§ Chart and figure data
****
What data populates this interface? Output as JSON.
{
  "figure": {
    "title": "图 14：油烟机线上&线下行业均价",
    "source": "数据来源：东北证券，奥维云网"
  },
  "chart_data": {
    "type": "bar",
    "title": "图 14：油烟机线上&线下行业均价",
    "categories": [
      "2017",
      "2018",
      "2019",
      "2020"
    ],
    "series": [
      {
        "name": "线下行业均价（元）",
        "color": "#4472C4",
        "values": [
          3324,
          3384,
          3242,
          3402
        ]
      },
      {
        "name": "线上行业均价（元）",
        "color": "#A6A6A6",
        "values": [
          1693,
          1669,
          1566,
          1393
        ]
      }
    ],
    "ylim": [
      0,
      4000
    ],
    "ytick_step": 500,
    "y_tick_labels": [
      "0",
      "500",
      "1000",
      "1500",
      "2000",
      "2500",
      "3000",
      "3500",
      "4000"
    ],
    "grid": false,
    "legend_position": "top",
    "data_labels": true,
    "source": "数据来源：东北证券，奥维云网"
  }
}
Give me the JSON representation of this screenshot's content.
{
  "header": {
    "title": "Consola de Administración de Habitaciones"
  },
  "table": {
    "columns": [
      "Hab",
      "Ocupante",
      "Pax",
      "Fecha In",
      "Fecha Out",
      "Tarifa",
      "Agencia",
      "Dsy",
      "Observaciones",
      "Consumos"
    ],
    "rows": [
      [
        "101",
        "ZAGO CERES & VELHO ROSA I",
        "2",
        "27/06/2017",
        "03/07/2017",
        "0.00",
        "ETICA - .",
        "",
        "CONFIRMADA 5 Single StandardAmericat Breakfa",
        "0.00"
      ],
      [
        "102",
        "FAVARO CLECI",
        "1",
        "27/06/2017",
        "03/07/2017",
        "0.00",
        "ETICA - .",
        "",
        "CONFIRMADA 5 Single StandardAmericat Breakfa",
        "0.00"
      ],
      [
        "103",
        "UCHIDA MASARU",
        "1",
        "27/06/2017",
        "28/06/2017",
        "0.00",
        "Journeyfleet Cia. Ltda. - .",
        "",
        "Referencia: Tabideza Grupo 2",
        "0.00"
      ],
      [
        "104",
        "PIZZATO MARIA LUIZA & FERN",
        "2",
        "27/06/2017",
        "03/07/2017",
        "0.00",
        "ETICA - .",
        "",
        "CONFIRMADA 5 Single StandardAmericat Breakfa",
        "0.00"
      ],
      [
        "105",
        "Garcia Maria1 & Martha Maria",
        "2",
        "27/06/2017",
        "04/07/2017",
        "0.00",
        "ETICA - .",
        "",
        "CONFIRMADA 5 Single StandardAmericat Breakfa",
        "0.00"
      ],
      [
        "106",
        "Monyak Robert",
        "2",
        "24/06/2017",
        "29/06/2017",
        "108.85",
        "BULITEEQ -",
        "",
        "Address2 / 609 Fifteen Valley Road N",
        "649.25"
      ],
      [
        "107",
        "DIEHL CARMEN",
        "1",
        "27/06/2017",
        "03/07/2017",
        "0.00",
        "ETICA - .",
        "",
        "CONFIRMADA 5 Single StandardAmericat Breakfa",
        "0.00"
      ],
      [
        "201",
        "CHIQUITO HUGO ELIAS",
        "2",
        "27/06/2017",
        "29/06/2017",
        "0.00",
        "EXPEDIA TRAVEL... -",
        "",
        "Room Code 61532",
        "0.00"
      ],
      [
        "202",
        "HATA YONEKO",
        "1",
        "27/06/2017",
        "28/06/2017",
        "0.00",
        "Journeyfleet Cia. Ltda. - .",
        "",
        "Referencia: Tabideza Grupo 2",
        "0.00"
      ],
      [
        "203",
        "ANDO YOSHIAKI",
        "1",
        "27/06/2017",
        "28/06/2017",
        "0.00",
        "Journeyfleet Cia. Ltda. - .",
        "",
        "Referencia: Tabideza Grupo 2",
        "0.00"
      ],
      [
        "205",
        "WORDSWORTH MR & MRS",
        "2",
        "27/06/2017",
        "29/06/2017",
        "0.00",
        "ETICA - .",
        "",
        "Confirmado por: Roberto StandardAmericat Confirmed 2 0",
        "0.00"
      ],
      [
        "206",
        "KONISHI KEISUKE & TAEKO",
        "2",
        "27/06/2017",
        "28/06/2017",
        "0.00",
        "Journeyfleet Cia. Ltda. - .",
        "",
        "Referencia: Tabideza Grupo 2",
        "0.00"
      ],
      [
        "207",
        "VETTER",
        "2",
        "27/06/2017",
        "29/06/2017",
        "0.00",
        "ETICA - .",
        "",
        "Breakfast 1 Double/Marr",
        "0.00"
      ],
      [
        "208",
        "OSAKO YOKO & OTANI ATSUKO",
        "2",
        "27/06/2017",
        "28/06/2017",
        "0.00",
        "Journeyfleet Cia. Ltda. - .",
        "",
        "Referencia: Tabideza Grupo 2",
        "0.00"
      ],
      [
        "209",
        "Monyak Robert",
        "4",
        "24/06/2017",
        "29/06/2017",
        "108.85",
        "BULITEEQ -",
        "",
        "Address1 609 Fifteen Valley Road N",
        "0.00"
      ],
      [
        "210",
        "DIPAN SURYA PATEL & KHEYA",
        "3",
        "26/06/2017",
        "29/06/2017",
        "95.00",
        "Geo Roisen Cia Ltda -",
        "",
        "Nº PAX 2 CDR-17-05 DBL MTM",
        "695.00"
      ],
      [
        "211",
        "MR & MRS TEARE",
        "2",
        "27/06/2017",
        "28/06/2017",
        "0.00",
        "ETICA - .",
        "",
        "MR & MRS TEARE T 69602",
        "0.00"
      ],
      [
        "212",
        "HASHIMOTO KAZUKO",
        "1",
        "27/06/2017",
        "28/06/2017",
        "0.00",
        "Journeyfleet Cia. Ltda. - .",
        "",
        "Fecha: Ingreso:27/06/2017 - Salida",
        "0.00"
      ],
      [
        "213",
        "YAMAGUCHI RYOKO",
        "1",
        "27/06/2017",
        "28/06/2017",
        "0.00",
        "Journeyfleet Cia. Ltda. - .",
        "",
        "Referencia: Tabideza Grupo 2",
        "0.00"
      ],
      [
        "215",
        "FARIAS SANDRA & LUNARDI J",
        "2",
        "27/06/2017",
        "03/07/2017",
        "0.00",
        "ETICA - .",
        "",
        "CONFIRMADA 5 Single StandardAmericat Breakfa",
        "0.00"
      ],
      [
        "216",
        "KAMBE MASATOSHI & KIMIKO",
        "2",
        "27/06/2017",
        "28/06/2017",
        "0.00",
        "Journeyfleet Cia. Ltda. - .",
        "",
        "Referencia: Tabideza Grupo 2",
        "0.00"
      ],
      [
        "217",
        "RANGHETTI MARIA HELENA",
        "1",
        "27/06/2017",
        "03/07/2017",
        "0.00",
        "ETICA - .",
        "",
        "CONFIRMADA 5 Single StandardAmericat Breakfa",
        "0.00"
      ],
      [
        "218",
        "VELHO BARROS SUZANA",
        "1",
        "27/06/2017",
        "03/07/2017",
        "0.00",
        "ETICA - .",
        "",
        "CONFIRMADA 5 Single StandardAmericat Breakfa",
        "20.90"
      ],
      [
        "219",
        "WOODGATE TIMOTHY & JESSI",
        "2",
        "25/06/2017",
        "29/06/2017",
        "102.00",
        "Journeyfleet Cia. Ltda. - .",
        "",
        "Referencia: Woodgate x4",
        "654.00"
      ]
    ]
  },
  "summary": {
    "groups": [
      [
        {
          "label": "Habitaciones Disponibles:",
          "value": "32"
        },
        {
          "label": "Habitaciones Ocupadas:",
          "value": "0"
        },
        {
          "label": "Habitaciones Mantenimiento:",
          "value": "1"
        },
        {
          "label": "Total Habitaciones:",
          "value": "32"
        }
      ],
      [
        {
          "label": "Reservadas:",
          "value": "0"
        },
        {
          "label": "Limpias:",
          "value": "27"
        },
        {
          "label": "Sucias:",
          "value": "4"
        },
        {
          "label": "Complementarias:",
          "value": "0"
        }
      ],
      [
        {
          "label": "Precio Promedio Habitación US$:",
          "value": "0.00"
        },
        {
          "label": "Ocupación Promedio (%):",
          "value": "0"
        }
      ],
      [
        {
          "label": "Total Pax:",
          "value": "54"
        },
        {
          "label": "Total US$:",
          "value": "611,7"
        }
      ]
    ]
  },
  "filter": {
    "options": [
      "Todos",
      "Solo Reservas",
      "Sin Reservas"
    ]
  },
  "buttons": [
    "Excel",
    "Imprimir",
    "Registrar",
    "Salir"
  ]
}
****
§ Required work
Find the word "Fecha" in the entries above and gather every line that holds it.

§ Solution for this exercise
      "Fecha In",
      "Fecha Out",
        "Fecha: Ingreso:27/06/2017 - Salida",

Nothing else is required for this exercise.